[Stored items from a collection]
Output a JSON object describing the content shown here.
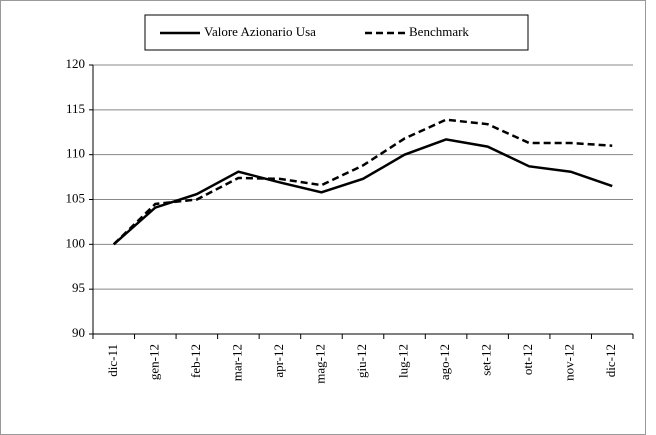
{
  "chart_data": {
    "type": "line",
    "categories": [
      "dic-11",
      "gen-12",
      "feb-12",
      "mar-12",
      "apr-12",
      "mag-12",
      "giu-12",
      "lug-12",
      "ago-12",
      "set-12",
      "ott-12",
      "nov-12",
      "dic-12"
    ],
    "series": [
      {
        "name": "Valore Azionario Usa",
        "color": "#000000",
        "dash": false,
        "values": [
          100,
          104.1,
          105.6,
          108.1,
          106.9,
          105.8,
          107.3,
          110,
          111.7,
          110.9,
          108.7,
          108.1,
          106.5
        ]
      },
      {
        "name": "Benchmark",
        "color": "#000000",
        "dash": true,
        "values": [
          100,
          104.5,
          105.0,
          107.4,
          107.3,
          106.6,
          108.8,
          111.8,
          113.9,
          113.4,
          111.3,
          111.3,
          111.0
        ]
      }
    ],
    "ylim": [
      90,
      120
    ],
    "yticks": [
      90,
      95,
      100,
      105,
      110,
      115,
      120
    ],
    "grid": true,
    "legend": "top"
  }
}
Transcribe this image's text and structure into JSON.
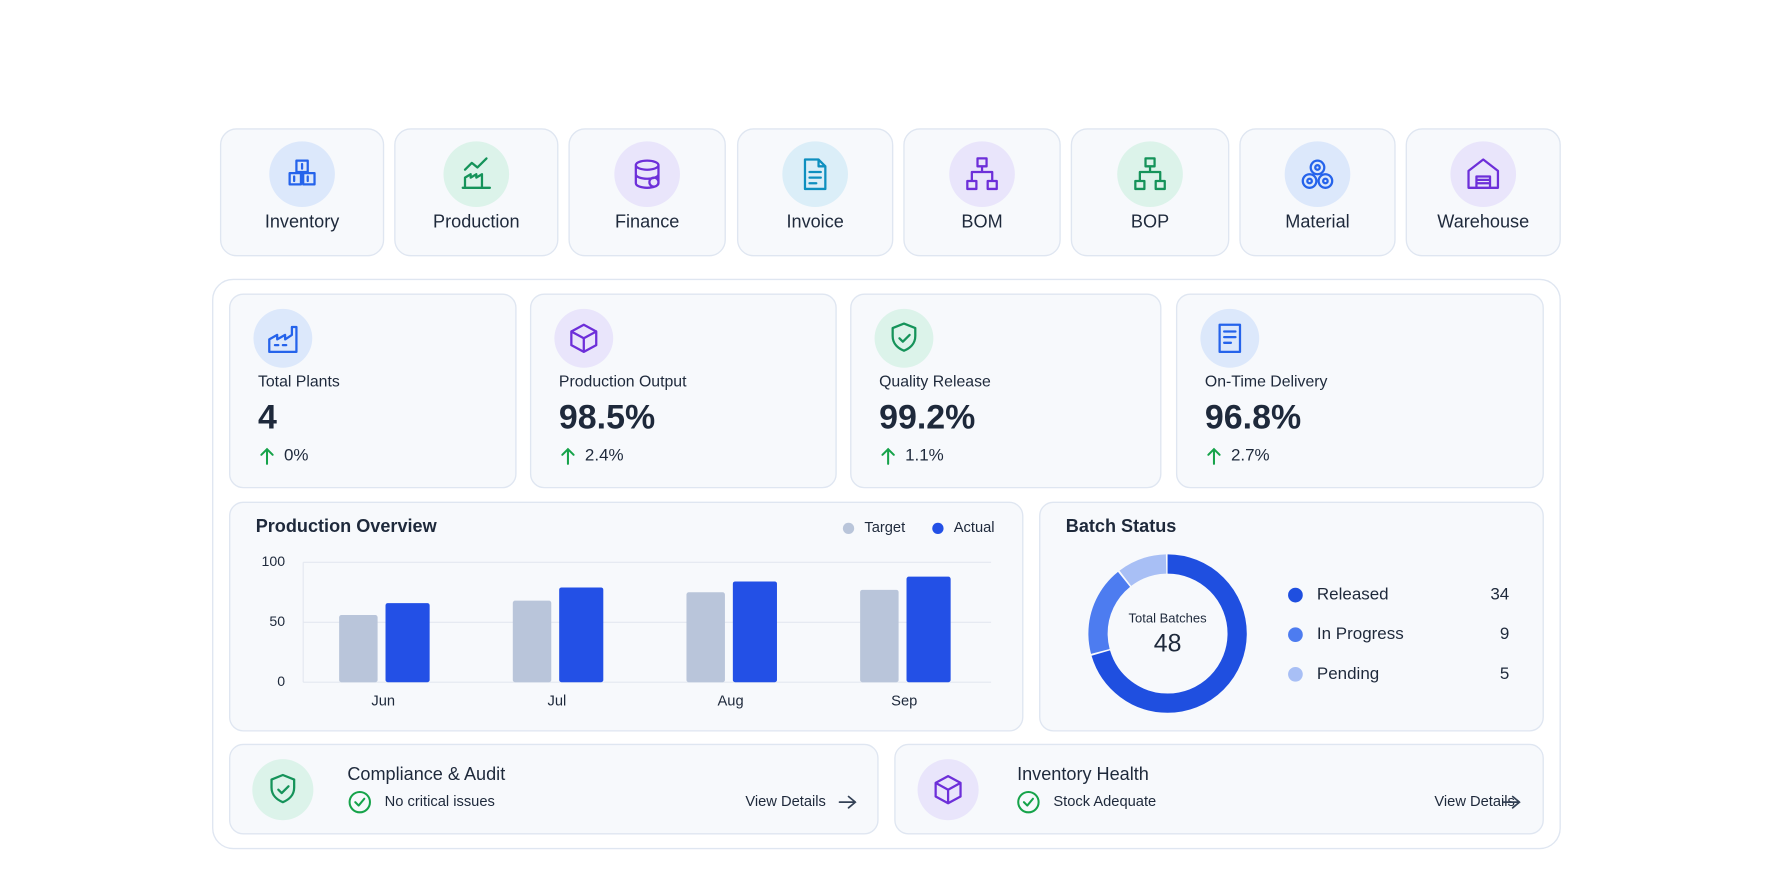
{
  "nav": [
    "Inventory",
    "Production",
    "Finance",
    "Invoice",
    "BOM",
    "BOP",
    "Material",
    "Warehouse"
  ],
  "kpis": [
    {
      "title": "Total Plants",
      "value": "4",
      "change": "0%"
    },
    {
      "title": "Production Output",
      "value": "98.5%",
      "change": "2.4%"
    },
    {
      "title": "Quality Release",
      "value": "99.2%",
      "change": "1.1%"
    },
    {
      "title": "On-Time Delivery",
      "value": "96.8%",
      "change": "2.7%"
    }
  ],
  "chart_data": [
    {
      "type": "bar",
      "title": "Production Overview",
      "categories": [
        "Jun",
        "Jul",
        "Aug",
        "Sep"
      ],
      "series": [
        {
          "name": "Target",
          "color": "#b9c5da",
          "values": [
            56,
            68,
            75,
            77
          ]
        },
        {
          "name": "Actual",
          "color": "#2350e6",
          "values": [
            66,
            79,
            84,
            88
          ]
        }
      ],
      "ylim": [
        0,
        100
      ],
      "yticks": [
        0,
        50,
        100
      ],
      "grid": true
    },
    {
      "type": "donut",
      "title": "Batch Status",
      "center_label": "Total Batches",
      "total": 48,
      "categories": [
        "Released",
        "In Progress",
        "Pending"
      ],
      "values": [
        34,
        9,
        5
      ],
      "colors": [
        "#1f4fe0",
        "#4d7cf0",
        "#a8bff5"
      ]
    }
  ],
  "bottom_cards": [
    {
      "title": "Compliance & Audit",
      "status": "No critical issues",
      "link": "View Details"
    },
    {
      "title": "Inventory Health",
      "status": "Stock Adequate",
      "link": "View Details"
    }
  ]
}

** Exercise task **
All of the material above is to be copied exactly, except for its images.

** Solution **
Output a JSON object describing the content shown here.
{
  "chart_data": {
    "type": "line",
    "categories": [
      "dic-11",
      "gen-12",
      "feb-12",
      "mar-12",
      "apr-12",
      "mag-12",
      "giu-12",
      "lug-12",
      "ago-12",
      "set-12",
      "ott-12",
      "nov-12",
      "dic-12"
    ],
    "series": [
      {
        "name": "Valore Azionario Usa",
        "color": "#000000",
        "dash": false,
        "values": [
          100,
          104.1,
          105.6,
          108.1,
          106.9,
          105.8,
          107.3,
          110,
          111.7,
          110.9,
          108.7,
          108.1,
          106.5
        ]
      },
      {
        "name": "Benchmark",
        "color": "#000000",
        "dash": true,
        "values": [
          100,
          104.5,
          105.0,
          107.4,
          107.3,
          106.6,
          108.8,
          111.8,
          113.9,
          113.4,
          111.3,
          111.3,
          111.0
        ]
      }
    ],
    "ylim": [
      90,
      120
    ],
    "yticks": [
      90,
      95,
      100,
      105,
      110,
      115,
      120
    ],
    "grid": true,
    "legend": "top"
  }
}
Transcribe this image's text and structure into JSON.
{
  "nav": [
    "Inventory",
    "Production",
    "Finance",
    "Invoice",
    "BOM",
    "BOP",
    "Material",
    "Warehouse"
  ],
  "kpis": [
    {
      "title": "Total Plants",
      "value": "4",
      "change": "0%"
    },
    {
      "title": "Production Output",
      "value": "98.5%",
      "change": "2.4%"
    },
    {
      "title": "Quality Release",
      "value": "99.2%",
      "change": "1.1%"
    },
    {
      "title": "On-Time Delivery",
      "value": "96.8%",
      "change": "2.7%"
    }
  ],
  "chart_data": [
    {
      "type": "bar",
      "title": "Production Overview",
      "categories": [
        "Jun",
        "Jul",
        "Aug",
        "Sep"
      ],
      "series": [
        {
          "name": "Target",
          "color": "#b9c5da",
          "values": [
            56,
            68,
            75,
            77
          ]
        },
        {
          "name": "Actual",
          "color": "#2350e6",
          "values": [
            66,
            79,
            84,
            88
          ]
        }
      ],
      "ylim": [
        0,
        100
      ],
      "yticks": [
        0,
        50,
        100
      ],
      "grid": true
    },
    {
      "type": "donut",
      "title": "Batch Status",
      "center_label": "Total Batches",
      "total": 48,
      "categories": [
        "Released",
        "In Progress",
        "Pending"
      ],
      "values": [
        34,
        9,
        5
      ],
      "colors": [
        "#1f4fe0",
        "#4d7cf0",
        "#a8bff5"
      ]
    }
  ],
  "bottom_cards": [
    {
      "title": "Compliance & Audit",
      "status": "No critical issues",
      "link": "View Details"
    },
    {
      "title": "Inventory Health",
      "status": "Stock Adequate",
      "link": "View Details"
    }
  ]
}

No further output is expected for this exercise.